Your task is to locate every line holding the string "odległości" and to copy each of them.

------------------------------

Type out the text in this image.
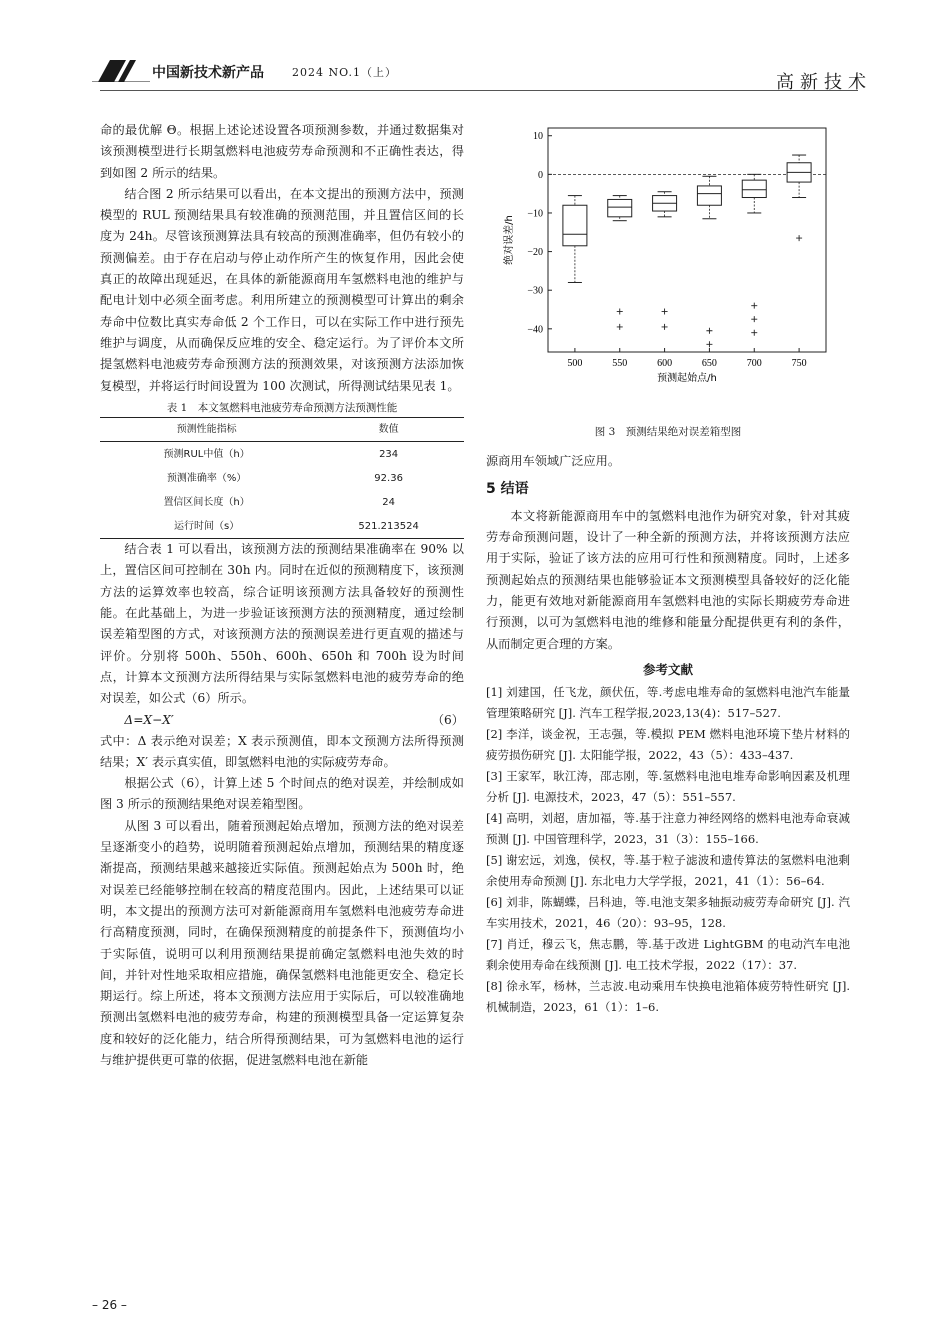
中国新技术新产品	2024 NO.1（上）	高新技术

命的最优解 Θ。根据上述论述设置各项预测参数，并通过数据集对该预测模型进行长期氢燃料电池疲劳寿命预测和不正确性表达，得到如图 2 所示的结果。

结合图 2 所示结果可以看出，在本文提出的预测方法中，预测模型的 RUL 预测结果具有较准确的预测范围，并且置信区间的长度为 24h。尽管该预测算法具有较高的预测准确率，但仍有较小的预测偏差。由于存在启动与停止动作所产生的恢复作用，因此会使真正的故障出现延迟，在具体的新能源商用车氢燃料电池的维护与配电计划中必须全面考虑。利用所建立的预测模型可计算出的剩余寿命中位数比真实寿命低 2 个工作日，可以在实际工作中进行预先维护与调度，从而确保反应堆的安全、稳定运行。为了评价本文所提氢燃料电池疲劳寿命预测方法的预测效果，对该预测方法添加恢复模型，并将运行时间设置为 100 次测试，所得测试结果见表 1。

表 1　本文氢燃料电池疲劳寿命预测方法预测性能
预测性能指标	数值
预测RUL中值（h）	234
预测准确率（%）	92.36
置信区间长度（h）	24
运行时间（s）	521.213524

结合表 1 可以看出，该预测方法的预测结果准确率在 90% 以上，置信区间可控制在 30h 内。同时在近似的预测精度下，该预测方法的运算效率也较高，综合证明该预测方法具备较好的预测性能。在此基础上，为进一步验证该预测方法的预测精度，通过绘制误差箱型图的方式，对该预测方法的预测误差进行更直观的描述与评价。分别将 500h、550h、600h、650h 和 700h 设为时间点，计算本文预测方法所得结果与实际氢燃料电池的疲劳寿命的绝对误差，如公式（6）所示。

Δ=X−X′	（6）

式中：Δ 表示绝对误差；X 表示预测值，即本文预测方法所得预测结果；X′ 表示真实值，即氢燃料电池的实际疲劳寿命。

根据公式（6），计算上述 5 个时间点的绝对误差，并绘制成如图 3 所示的预测结果绝对误差箱型图。

从图 3 可以看出，随着预测起始点增加，预测方法的绝对误差呈逐渐变小的趋势，说明随着预测起始点增加，预测结果的精度逐渐提高，预测结果越来越接近实际值。预测起始点为 500h 时，绝对误差已经能够控制在较高的精度范围内。因此，上述结果可以证明，本文提出的预测方法可对新能源商用车氢燃料电池疲劳寿命进行高精度预测，同时，在确保预测精度的前提条件下，预测值均小于实际值，说明可以利用预测结果提前确定氢燃料电池失效的时间，并针对性地采取相应措施，确保氢燃料电池能更安全、稳定长期运行。综上所述，将本文预测方法应用于实际后，可以较准确地预测出氢燃料电池的疲劳寿命，构建的预测模型具备一定运算复杂度和较好的泛化能力，结合所得预测结果，可为氢燃料电池的运行与维护提供更可靠的依据，促进氢燃料电池在新能

10
0
−10
−20
−30
−40
500	550	600	650	700	750
预测起始点/h
绝对误差/h
图 3　预测结果绝对误差箱型图

源商用车领域广泛应用。

5 结语

本文将新能源商用车中的氢燃料电池作为研究对象，针对其疲劳寿命预测问题，设计了一种全新的预测方法，并将该预测方法应用于实际，验证了该方法的应用可行性和预测精度。同时，上述多预测起始点的预测结果也能够验证本文预测模型具备较好的泛化能力，能更有效地对新能源商用车氢燃料电池的实际长期疲劳寿命进行预测，以可为氢燃料电池的维修和能量分配提供更有利的条件，从而制定更合理的方案。

参考文献

[1] 刘建国，任飞龙，颜伏伍，等.考虑电堆寿命的氢燃料电池汽车能量管理策略研究 [J]. 汽车工程学报,2023,13(4)：517–527.

[2] 李洋，谈金祝，王志强，等.模拟 PEM 燃料电池环境下垫片材料的疲劳损伤研究 [J]. 太阳能学报，2022，43（5）：433–437.

[3] 王家军，耿江涛，邵志刚，等.氢燃料电池电堆寿命影响因素及机理分析 [J]. 电源技术，2023，47（5）：551–557.

[4] 高明，刘超，唐加福，等.基于注意力神经网络的燃料电池寿命衰减预测 [J]. 中国管理科学，2023，31（3）：155–166.

[5] 谢宏远，刘逸，侯权，等.基于粒子滤波和遗传算法的氢燃料电池剩余使用寿命预测 [J]. 东北电力大学学报，2021，41（1）：56–64.

[6] 刘非，陈蝴蝶，吕科迪，等.电池支架多轴振动疲劳寿命研究 [J]. 汽车实用技术，2021，46（20）：93–95，128.

[7] 肖迁，穆云飞，焦志鹏，等.基于改进 LightGBM 的电动汽车电池剩余使用寿命在线预测 [J]. 电工技术学报，2022（17）：37.

[8] 徐永军，杨林，兰志波.电动乘用车快换电池箱体疲劳特性研究 [J]. 机械制造，2023，61（1）：1–6.

– 26 –
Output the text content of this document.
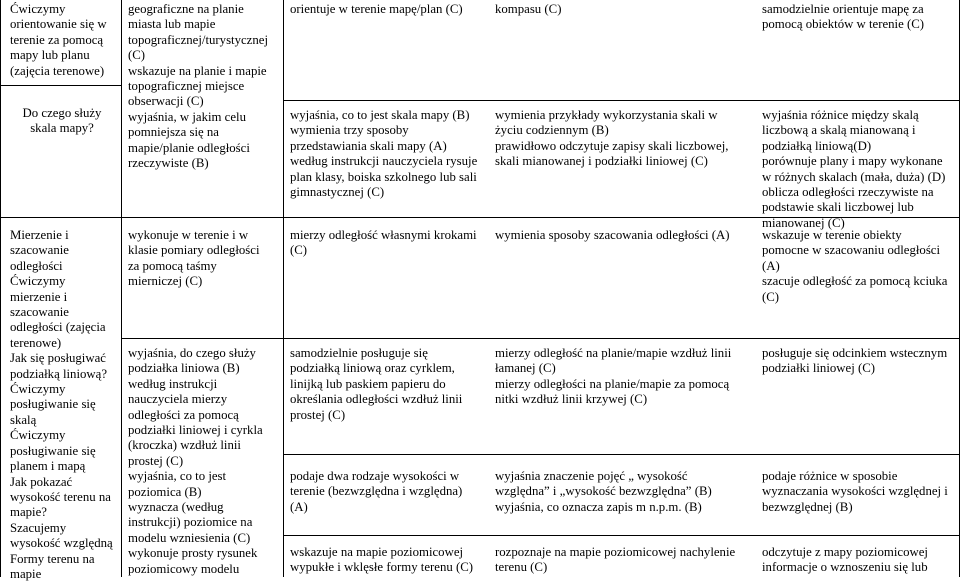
Ćwiczymy
orientowanie się w
terenie za pomocą
mapy lub planu
(zajęcia terenowe)
Do czego służy
skala mapy?
Mierzenie i
szacowanie
odległości
Ćwiczymy
mierzenie i
szacowanie
odległości (zajęcia
terenowe)
Jak się posługiwać
podziałką liniową?
Ćwiczymy
posługiwanie się
skalą
Ćwiczymy
posługiwanie się
planem i mapą
Jak pokazać
wysokość terenu na
mapie?
Szacujemy
wysokość względną
Formy terenu na
mapie
geograficzne na planie
miasta lub mapie
topograficznej/turystycznej
(C)
wskazuje na planie i mapie
topograficznej miejsce
obserwacji (C)
wyjaśnia, w jakim celu
pomniejsza się na
mapie/planie odległości
rzeczywiste (B)
wykonuje w terenie i w
klasie pomiary odległości
za pomocą taśmy
mierniczej (C)
wyjaśnia, do czego służy
podziałka liniowa (B)
według instrukcji
nauczyciela mierzy
odległości za pomocą
podziałki liniowej i cyrkla
(kroczka) wzdłuż linii
prostej (C)
wyjaśnia, co to jest
poziomica (B)
wyznacza (według
instrukcji) poziomice na
modelu wzniesienia (C)
wykonuje prosty rysunek
poziomicowy modelu
orientuje w terenie mapę/plan (C)
wyjaśnia, co to jest skala mapy (B)
wymienia trzy sposoby
przedstawiania skali mapy (A)
według instrukcji nauczyciela rysuje
plan klasy, boiska szkolnego lub sali
gimnastycznej (C)
mierzy odległość własnymi krokami
(C)
samodzielnie posługuje się
podziałką liniową oraz cyrklem,
linijką lub paskiem papieru do
określania odległości wzdłuż linii
prostej (C)
podaje dwa rodzaje wysokości w
terenie (bezwzględna i względna)
(A)
wskazuje na mapie poziomicowej
wypukłe i wklęsłe formy terenu (C)
kompasu (C)
wymienia przykłady wykorzystania skali w
życiu codziennym (B)
prawidłowo odczytuje zapisy skali liczbowej,
skali mianowanej i podziałki liniowej (C)
wymienia sposoby szacowania odległości (A)
mierzy odległość na planie/mapie wzdłuż linii
łamanej (C)
mierzy odległości na planie/mapie za pomocą
nitki wzdłuż linii krzywej (C)
wyjaśnia znaczenie pojęć „ wysokość
względna” i „wysokość bezwzględna” (B)
wyjaśnia, co oznacza zapis m n.p.m. (B)
rozpoznaje na mapie poziomicowej nachylenie
terenu (C)
samodzielnie orientuje mapę za
pomocą obiektów w terenie (C)
wyjaśnia różnice między skalą
liczbową a skalą mianowaną i
podziałką liniową(D)
porównuje plany i mapy wykonane
w różnych skalach (mała, duża) (D)
oblicza odległości rzeczywiste na
podstawie skali liczbowej lub
mianowanej (C)
wskazuje w terenie obiekty
pomocne w szacowaniu odległości
(A)
szacuje odległość za pomocą kciuka
(C)
posługuje się odcinkiem wstecznym
podziałki liniowej (C)
podaje różnice w sposobie
wyznaczania wysokości względnej i
bezwzględnej (B)
odczytuje z mapy poziomicowej
informacje o wznoszeniu się lub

------------------------------

FULL ANSWER:
odległości
odległości (zajęcia
mapie/planie odległości
klasie pomiary odległości
odległości za pomocą
określania odległości wzdłuż linii
wymienia sposoby szacowania odległości (A)
mierzy odległości na planie/mapie za pomocą
oblicza odległości rzeczywiste na
pomocne w szacowaniu odległości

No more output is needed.